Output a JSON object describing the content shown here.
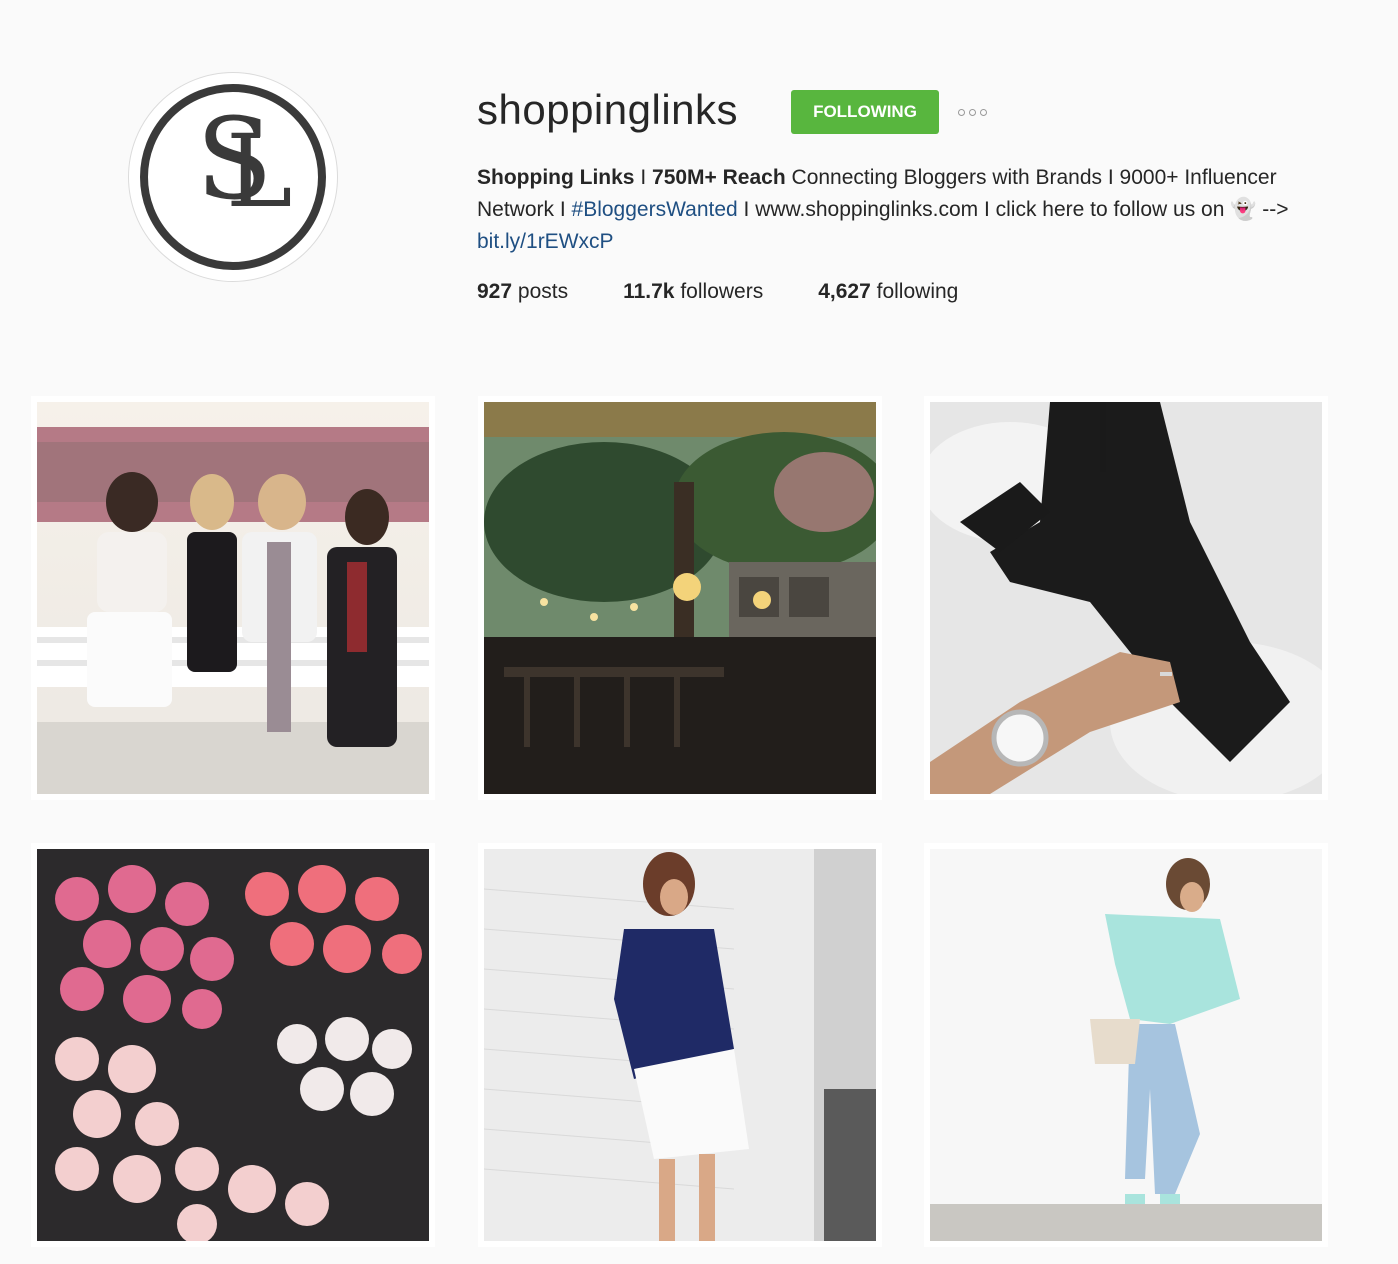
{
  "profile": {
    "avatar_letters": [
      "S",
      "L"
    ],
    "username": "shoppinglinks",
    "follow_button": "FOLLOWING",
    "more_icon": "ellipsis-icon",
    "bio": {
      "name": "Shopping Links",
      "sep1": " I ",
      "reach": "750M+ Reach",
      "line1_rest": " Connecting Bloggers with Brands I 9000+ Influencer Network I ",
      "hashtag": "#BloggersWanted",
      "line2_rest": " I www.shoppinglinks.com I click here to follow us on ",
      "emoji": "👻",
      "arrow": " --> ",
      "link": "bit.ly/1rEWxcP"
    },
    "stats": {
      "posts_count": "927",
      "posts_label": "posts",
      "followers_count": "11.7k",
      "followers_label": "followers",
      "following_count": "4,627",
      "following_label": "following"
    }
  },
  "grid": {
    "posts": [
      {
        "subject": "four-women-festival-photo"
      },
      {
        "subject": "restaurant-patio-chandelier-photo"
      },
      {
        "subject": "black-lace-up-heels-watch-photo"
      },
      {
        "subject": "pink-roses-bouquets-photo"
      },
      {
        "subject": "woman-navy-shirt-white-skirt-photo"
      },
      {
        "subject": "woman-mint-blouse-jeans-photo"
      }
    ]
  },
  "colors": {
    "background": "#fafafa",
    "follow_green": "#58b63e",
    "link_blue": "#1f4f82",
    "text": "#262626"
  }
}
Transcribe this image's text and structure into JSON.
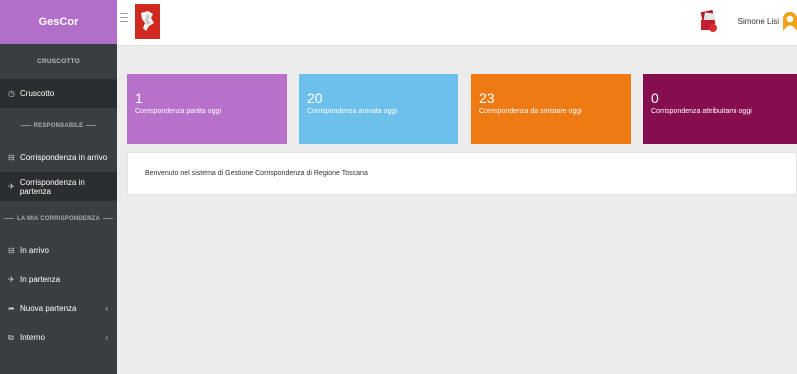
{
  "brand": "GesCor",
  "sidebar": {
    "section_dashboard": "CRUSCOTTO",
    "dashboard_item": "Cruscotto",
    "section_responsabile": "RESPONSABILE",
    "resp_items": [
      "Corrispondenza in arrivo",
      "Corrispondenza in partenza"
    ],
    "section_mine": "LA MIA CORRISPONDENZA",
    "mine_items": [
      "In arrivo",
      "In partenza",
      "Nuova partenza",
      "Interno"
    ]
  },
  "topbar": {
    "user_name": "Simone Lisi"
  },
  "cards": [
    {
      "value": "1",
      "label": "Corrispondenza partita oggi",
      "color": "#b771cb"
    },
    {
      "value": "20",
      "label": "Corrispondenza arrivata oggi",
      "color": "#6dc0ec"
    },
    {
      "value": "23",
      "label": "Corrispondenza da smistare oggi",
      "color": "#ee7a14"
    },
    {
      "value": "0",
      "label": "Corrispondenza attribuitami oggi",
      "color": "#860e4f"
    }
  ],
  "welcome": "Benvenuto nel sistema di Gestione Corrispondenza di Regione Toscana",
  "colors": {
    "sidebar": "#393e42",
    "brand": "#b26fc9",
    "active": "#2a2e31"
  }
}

§ **TO BE DONE**
Only what runs from the line containing "Transcribe this image's" through the end of the entries above should be extracted, exactly and without pictures.

§ **THE RESULT**
Transcribe this image's text and structure into JSON.
{
  "brand": "GesCor",
  "sidebar": {
    "section_dashboard": "CRUSCOTTO",
    "dashboard_item": "Cruscotto",
    "section_responsabile": "RESPONSABILE",
    "resp_items": [
      "Corrispondenza in arrivo",
      "Corrispondenza in partenza"
    ],
    "section_mine": "LA MIA CORRISPONDENZA",
    "mine_items": [
      "In arrivo",
      "In partenza",
      "Nuova partenza",
      "Interno"
    ]
  },
  "topbar": {
    "user_name": "Simone Lisi"
  },
  "cards": [
    {
      "value": "1",
      "label": "Corrispondenza partita oggi",
      "color": "#b771cb"
    },
    {
      "value": "20",
      "label": "Corrispondenza arrivata oggi",
      "color": "#6dc0ec"
    },
    {
      "value": "23",
      "label": "Corrispondenza da smistare oggi",
      "color": "#ee7a14"
    },
    {
      "value": "0",
      "label": "Corrispondenza attribuitami oggi",
      "color": "#860e4f"
    }
  ],
  "welcome": "Benvenuto nel sistema di Gestione Corrispondenza di Regione Toscana",
  "colors": {
    "sidebar": "#393e42",
    "brand": "#b26fc9",
    "active": "#2a2e31"
  }
}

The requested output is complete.